#### Given exercise:
Search the material and gather each line with "JSON" in it.

Dataset entries on figures:

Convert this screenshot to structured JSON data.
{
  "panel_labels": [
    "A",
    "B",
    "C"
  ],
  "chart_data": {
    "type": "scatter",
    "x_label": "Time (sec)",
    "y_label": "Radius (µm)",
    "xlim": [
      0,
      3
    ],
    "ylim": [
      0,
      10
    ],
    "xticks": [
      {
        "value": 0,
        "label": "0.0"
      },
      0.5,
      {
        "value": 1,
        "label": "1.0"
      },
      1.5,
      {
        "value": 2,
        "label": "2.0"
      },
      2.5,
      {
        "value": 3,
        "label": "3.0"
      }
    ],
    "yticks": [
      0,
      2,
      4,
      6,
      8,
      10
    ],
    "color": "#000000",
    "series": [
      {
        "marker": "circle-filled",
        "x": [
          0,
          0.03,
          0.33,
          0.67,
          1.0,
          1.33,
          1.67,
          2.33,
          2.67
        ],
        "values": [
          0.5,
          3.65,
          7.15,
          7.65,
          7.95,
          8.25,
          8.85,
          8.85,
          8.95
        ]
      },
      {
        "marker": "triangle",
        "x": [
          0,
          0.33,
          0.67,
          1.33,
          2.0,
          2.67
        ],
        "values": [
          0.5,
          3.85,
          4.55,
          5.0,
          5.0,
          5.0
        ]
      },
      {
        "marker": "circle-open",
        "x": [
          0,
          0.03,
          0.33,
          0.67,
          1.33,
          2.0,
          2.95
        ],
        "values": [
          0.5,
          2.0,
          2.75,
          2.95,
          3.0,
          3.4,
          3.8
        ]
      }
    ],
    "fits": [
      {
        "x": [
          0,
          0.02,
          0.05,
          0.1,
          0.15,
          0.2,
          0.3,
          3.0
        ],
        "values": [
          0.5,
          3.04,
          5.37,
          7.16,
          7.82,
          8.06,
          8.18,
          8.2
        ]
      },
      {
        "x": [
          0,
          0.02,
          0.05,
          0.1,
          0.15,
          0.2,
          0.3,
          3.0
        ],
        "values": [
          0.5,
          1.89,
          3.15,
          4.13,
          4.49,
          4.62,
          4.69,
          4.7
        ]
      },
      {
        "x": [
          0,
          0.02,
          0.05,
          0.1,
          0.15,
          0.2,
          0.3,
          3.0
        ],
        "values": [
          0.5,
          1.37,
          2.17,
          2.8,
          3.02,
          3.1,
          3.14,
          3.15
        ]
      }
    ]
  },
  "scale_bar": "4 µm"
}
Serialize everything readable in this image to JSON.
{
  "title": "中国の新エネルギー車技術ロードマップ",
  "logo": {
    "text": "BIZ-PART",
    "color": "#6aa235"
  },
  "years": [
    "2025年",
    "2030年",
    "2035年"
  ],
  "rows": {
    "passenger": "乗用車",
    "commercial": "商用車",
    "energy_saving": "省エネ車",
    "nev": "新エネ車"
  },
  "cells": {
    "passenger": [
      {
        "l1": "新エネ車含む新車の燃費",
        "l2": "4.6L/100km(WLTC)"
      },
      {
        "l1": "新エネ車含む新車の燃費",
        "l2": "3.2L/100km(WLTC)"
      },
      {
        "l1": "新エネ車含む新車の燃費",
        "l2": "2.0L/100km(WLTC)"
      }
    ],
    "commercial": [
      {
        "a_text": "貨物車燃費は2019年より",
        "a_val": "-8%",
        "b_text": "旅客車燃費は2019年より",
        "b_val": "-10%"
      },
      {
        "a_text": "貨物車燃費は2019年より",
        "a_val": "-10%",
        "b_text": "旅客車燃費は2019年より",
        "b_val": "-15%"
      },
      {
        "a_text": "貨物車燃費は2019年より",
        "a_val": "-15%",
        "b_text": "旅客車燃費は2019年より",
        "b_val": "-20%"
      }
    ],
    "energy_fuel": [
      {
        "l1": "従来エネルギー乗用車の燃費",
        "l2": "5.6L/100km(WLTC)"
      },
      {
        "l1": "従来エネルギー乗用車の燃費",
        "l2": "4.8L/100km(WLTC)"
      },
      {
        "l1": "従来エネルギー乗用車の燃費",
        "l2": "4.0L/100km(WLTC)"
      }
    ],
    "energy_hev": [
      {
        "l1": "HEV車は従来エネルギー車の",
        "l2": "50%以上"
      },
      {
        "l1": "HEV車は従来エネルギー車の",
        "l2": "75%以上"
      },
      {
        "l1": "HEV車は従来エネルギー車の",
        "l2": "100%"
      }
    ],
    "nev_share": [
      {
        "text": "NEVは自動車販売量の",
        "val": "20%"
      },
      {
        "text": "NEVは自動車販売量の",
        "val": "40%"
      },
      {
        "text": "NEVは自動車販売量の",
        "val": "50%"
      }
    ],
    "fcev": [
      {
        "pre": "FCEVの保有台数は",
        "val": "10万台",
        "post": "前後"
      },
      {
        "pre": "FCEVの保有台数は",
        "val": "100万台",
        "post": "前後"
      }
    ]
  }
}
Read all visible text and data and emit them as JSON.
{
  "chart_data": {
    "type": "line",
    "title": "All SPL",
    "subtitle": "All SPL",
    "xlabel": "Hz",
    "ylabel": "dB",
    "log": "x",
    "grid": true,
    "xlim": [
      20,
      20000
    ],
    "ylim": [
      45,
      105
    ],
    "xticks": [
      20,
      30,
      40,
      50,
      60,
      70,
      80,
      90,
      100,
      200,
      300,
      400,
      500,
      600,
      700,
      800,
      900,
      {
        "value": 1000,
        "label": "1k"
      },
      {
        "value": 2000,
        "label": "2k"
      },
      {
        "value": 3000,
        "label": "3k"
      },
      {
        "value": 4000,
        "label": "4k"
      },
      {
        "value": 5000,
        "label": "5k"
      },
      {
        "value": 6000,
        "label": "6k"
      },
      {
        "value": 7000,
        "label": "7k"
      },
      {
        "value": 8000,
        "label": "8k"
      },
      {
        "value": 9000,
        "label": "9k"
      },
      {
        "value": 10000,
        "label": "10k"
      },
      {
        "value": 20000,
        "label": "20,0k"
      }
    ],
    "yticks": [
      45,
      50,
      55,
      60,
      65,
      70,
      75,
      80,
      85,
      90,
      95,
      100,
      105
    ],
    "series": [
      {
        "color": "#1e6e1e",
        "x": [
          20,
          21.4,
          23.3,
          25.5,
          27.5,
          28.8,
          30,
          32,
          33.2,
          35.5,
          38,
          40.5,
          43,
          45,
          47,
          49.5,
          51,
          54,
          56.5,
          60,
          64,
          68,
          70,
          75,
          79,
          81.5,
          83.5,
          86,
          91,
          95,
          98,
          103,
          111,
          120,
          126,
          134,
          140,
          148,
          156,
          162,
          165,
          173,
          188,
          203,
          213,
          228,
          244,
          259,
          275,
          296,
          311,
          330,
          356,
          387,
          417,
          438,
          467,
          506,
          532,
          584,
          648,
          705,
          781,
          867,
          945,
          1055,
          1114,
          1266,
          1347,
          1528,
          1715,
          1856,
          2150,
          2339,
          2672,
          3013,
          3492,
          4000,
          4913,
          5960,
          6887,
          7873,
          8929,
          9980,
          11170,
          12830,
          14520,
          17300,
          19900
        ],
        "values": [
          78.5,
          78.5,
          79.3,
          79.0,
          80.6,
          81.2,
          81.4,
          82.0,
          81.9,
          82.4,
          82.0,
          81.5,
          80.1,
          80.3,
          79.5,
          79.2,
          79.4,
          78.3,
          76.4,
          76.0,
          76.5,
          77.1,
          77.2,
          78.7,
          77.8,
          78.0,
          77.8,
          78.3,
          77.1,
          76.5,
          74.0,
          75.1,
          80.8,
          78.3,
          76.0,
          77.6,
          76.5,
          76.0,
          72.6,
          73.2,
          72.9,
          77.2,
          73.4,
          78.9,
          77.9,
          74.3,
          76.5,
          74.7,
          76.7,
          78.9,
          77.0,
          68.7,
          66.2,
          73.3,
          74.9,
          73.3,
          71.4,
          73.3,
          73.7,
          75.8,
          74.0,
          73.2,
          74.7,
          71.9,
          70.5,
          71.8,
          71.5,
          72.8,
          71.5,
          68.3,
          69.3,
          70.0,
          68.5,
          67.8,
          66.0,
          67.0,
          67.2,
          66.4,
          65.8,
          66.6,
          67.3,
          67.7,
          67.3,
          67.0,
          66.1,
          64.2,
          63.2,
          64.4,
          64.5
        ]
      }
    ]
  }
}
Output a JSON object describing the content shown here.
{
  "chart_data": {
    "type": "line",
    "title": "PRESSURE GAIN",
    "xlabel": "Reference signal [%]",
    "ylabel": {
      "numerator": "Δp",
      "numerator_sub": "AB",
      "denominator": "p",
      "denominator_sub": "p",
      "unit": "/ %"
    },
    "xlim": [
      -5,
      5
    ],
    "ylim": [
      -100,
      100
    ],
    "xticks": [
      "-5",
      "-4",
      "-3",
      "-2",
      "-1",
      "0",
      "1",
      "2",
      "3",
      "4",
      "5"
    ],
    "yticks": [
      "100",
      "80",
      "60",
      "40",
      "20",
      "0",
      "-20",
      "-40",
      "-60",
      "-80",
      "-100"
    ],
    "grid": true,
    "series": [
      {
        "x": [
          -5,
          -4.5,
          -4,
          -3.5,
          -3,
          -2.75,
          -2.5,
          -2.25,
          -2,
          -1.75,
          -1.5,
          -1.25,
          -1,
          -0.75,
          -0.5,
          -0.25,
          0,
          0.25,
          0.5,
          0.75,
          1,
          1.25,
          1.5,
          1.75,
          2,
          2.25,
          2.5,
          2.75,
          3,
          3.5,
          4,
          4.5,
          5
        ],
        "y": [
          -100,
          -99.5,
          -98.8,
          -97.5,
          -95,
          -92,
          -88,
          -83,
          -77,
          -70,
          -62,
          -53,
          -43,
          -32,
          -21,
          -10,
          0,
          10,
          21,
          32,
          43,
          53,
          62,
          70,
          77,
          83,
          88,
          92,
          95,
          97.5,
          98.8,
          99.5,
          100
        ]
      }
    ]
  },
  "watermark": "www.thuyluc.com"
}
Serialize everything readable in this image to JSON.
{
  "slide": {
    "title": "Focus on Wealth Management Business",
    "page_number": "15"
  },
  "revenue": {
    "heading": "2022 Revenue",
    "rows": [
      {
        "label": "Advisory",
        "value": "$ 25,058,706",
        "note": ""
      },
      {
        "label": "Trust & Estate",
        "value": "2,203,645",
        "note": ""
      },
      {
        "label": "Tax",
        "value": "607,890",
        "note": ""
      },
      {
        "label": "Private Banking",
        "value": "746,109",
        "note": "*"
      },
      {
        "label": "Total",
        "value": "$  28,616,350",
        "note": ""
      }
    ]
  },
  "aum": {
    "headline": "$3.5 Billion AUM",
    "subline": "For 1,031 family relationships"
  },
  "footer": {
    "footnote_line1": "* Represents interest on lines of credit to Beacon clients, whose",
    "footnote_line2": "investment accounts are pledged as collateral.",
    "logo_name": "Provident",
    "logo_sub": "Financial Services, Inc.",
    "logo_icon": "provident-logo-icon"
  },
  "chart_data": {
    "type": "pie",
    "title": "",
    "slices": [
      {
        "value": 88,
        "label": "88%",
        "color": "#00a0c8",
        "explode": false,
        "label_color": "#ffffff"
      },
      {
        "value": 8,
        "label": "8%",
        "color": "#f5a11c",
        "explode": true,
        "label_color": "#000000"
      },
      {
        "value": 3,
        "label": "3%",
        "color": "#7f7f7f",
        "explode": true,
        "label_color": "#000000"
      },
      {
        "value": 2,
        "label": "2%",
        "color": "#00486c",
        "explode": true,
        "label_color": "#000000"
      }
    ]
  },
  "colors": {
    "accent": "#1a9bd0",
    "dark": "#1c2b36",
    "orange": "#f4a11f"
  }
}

#### Full output:
Convert this screenshot to structured JSON data.
Serialize everything readable in this image to JSON.
Read all visible text and data and emit them as JSON.
Output a JSON object describing the content shown here.
Serialize everything readable in this image to JSON.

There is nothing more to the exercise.